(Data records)
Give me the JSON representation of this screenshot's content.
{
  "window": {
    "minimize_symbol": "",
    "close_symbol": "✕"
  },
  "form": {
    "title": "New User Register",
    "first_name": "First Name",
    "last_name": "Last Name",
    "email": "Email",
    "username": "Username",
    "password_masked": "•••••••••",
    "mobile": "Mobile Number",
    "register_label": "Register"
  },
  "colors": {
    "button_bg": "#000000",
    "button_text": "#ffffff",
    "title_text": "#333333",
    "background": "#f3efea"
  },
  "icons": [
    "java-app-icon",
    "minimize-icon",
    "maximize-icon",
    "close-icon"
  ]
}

** Aim of the exercise **
Transcribe all entries exactly as they are given.

** Response **
Give me the JSON representation of this screenshot's content.
{
  "window": {
    "minimize_symbol": "",
    "close_symbol": "✕"
  },
  "form": {
    "title": "New User Register",
    "first_name": "First Name",
    "last_name": "Last Name",
    "email": "Email",
    "username": "Username",
    "password_masked": "•••••••••",
    "mobile": "Mobile Number",
    "register_label": "Register"
  },
  "colors": {
    "button_bg": "#000000",
    "button_text": "#ffffff",
    "title_text": "#333333",
    "background": "#f3efea"
  },
  "icons": [
    "java-app-icon",
    "minimize-icon",
    "maximize-icon",
    "close-icon"
  ]
}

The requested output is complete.